## [DIRECTIONS]
Filter the records below for the word "title". Copy each line that holds it.

─── MATERIAL TO PROCESS ───

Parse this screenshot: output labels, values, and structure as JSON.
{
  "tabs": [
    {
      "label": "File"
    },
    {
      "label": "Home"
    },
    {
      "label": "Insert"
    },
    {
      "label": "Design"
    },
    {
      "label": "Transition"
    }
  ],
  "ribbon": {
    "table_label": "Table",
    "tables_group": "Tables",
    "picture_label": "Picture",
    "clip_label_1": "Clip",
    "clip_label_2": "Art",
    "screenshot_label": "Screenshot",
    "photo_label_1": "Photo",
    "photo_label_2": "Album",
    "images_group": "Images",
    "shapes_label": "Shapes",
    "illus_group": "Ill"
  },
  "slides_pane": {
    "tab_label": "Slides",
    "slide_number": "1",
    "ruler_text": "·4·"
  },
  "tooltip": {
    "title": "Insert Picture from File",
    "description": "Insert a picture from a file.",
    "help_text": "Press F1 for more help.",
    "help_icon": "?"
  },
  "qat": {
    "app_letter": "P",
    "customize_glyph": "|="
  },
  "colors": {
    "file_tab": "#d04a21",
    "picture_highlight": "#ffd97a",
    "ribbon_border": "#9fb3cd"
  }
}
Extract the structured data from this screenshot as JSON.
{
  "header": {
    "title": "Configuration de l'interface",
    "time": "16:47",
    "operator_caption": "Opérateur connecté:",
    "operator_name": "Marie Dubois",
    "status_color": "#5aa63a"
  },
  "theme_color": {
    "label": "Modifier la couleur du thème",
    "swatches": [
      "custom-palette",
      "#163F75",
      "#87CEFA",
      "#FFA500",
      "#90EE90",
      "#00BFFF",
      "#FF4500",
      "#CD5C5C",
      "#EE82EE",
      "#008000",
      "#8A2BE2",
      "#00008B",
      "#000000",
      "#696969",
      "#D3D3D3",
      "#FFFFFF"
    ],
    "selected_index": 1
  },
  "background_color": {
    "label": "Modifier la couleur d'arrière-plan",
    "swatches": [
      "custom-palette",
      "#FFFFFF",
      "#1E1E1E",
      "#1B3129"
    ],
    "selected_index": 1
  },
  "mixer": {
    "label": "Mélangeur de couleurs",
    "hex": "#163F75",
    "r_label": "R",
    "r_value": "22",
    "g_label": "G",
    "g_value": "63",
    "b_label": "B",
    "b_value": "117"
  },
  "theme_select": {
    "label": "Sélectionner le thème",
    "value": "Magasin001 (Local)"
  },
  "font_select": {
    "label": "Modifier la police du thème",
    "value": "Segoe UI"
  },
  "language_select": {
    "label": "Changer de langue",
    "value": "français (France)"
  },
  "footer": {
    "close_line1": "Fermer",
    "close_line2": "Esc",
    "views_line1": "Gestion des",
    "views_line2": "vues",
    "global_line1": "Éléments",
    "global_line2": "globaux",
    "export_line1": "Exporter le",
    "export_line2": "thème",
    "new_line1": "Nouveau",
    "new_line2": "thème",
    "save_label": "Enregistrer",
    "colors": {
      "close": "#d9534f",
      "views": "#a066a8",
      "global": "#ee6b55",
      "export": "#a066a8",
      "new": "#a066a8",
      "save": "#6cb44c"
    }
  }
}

───

## [COMPLETED TASK]
    "title": "Insert Picture from File",
    "title": "Configuration de l'interface",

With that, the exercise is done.